- RECORD LIST:

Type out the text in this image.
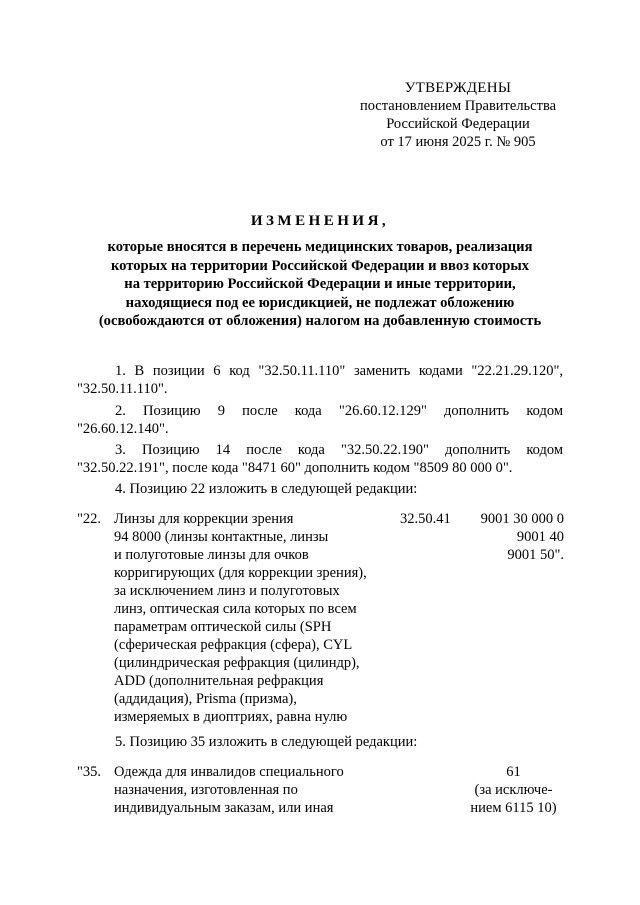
УТВЕРЖДЕНЫ
постановлением Правительства
Российской Федерации
от 17 июня 2025 г. № 905
ИЗМЕНЕНИЯ,
которые вносятся в перечень медицинских товаров, реализация
которых на территории Российской Федерации и ввоз которых
на территорию Российской Федерации и иные территории,
находящиеся под ее юрисдикцией, не подлежат обложению
(освобождаются от обложения) налогом на добавленную стоимость
1. В позиции 6 код "32.50.11.110" заменить кодами "22.21.29.120",
"32.50.11.110".
2. Позицию 9 после кода "26.60.12.129" дополнить кодом
"26.60.12.140".
3. Позицию 14 после кода "32.50.22.190" дополнить кодом
"32.50.22.191", после кода "8471 60" дополнить кодом "8509 80 000 0".
4. Позицию 22 изложить в следующей редакции:
"22. Линзы для коррекции зрения
94 8000 (линзы контактные, линзы
и полуготовые линзы для очков
корригирующих (для коррекции зрения),
за исключением линз и полуготовых
линз, оптическая сила которых по всем
параметрам оптической силы (SPH
(сферическая рефракция (сфера), CYL
(цилиндрическая рефракция (цилиндр),
ADD (дополнительная рефракция
(аддидация), Prisma (призма),
измеряемых в диоптриях, равна нулю
32.50.41	9001 30 000 0
9001 40
9001 50".
5. Позицию 35 изложить в следующей редакции:
"35. Одежда для инвалидов специального
назначения, изготовленная по
индивидуальным заказам, или иная
61
(за исключе-
нием 6115 10)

- WHAT YOU NEED TO DO: Make an exact reproduction of the listing above, without any pictures.

- TASK RESULT:
Type out the text in this image.
УТВЕРЖДЕНЫ
постановлением Правительства
Российской Федерации
от 17 июня 2025 г. № 905
ИЗМЕНЕНИЯ,
которые вносятся в перечень медицинских товаров, реализация
которых на территории Российской Федерации и ввоз которых
на территорию Российской Федерации и иные территории,
находящиеся под ее юрисдикцией, не подлежат обложению
(освобождаются от обложения) налогом на добавленную стоимость
1. В позиции 6 код "32.50.11.110" заменить кодами "22.21.29.120",
"32.50.11.110".
2. Позицию 9 после кода "26.60.12.129" дополнить кодом
"26.60.12.140".
3. Позицию 14 после кода "32.50.22.190" дополнить кодом
"32.50.22.191", после кода "8471 60" дополнить кодом "8509 80 000 0".
4. Позицию 22 изложить в следующей редакции:
"22. Линзы для коррекции зрения
94 8000 (линзы контактные, линзы
и полуготовые линзы для очков
корригирующих (для коррекции зрения),
за исключением линз и полуготовых
линз, оптическая сила которых по всем
параметрам оптической силы (SPH
(сферическая рефракция (сфера), CYL
(цилиндрическая рефракция (цилиндр),
ADD (дополнительная рефракция
(аддидация), Prisma (призма),
измеряемых в диоптриях, равна нулю
32.50.41	9001 30 000 0
9001 40
9001 50".
5. Позицию 35 изложить в следующей редакции:
"35. Одежда для инвалидов специального
назначения, изготовленная по
индивидуальным заказам, или иная
61
(за исключе-
нием 6115 10)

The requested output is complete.